## DATASET EXTRACT:

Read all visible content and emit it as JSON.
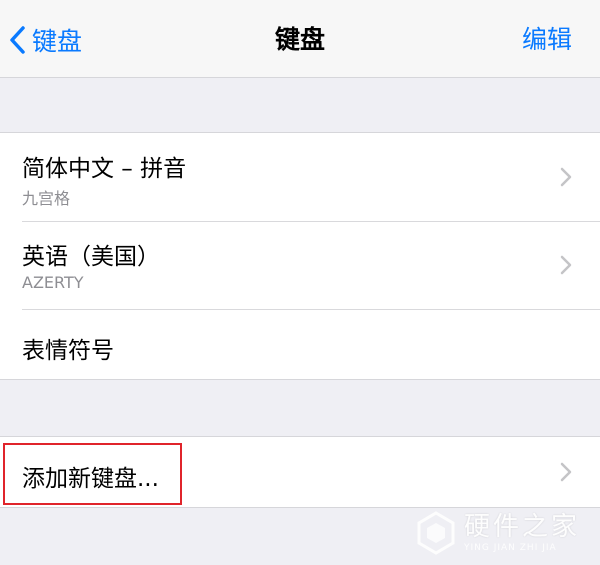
{
  "navbar": {
    "back_label": "键盘",
    "title": "键盘",
    "edit_label": "编辑"
  },
  "keyboards": [
    {
      "title": "简体中文 – 拼音",
      "subtitle": "九宫格"
    },
    {
      "title": "英语（美国）",
      "subtitle": "AZERTY"
    },
    {
      "title": "表情符号"
    }
  ],
  "add_keyboard": {
    "label": "添加新键盘..."
  },
  "watermark": {
    "text": "硬件之家",
    "subtext": "YING JIAN ZHI JIA"
  },
  "colors": {
    "accent": "#0a7aff",
    "background": "#efeff4",
    "highlight_border": "#e0242b"
  }
}
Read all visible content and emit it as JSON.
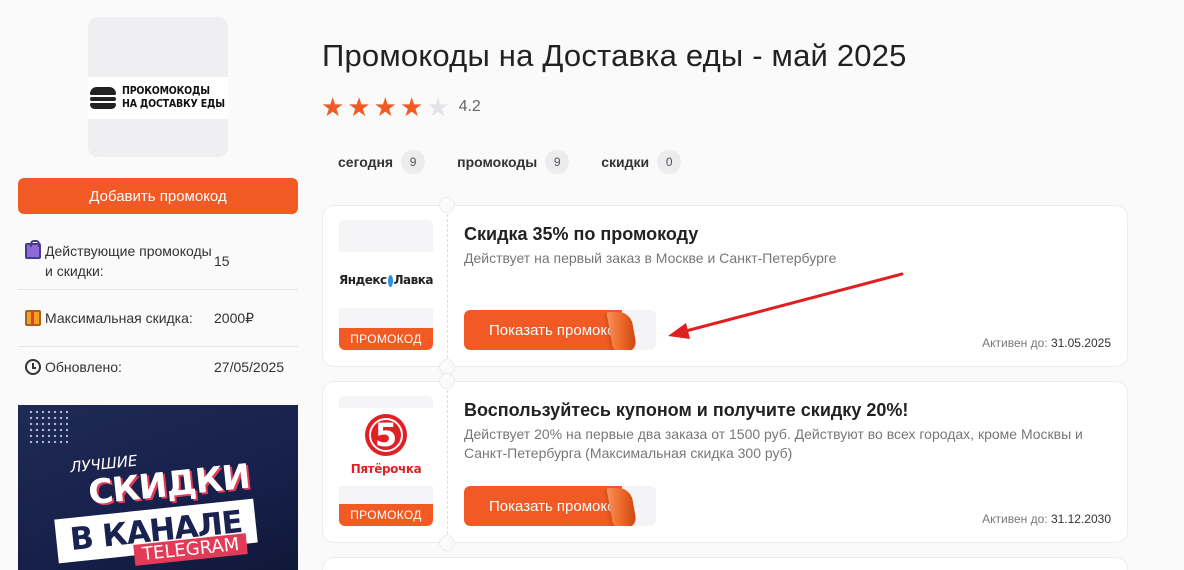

## AIM OF THE TASK:
Every record must be copied exactly, with the pictures left out.

## THE REPLY:
Read all visible content and emit it as JSON.
{
  "navbar": {
    "back_label": "键盘",
    "title": "键盘",
    "edit_label": "编辑"
  },
  "keyboards": [
    {
      "title": "简体中文 – 拼音",
      "subtitle": "九宫格"
    },
    {
      "title": "英语（美国）",
      "subtitle": "AZERTY"
    },
    {
      "title": "表情符号"
    }
  ],
  "add_keyboard": {
    "label": "添加新键盘..."
  },
  "watermark": {
    "text": "硬件之家",
    "subtext": "YING JIAN ZHI JIA"
  },
  "colors": {
    "accent": "#0a7aff",
    "background": "#efeff4",
    "highlight_border": "#e0242b"
  }
}
Read all visible content and emit it as JSON.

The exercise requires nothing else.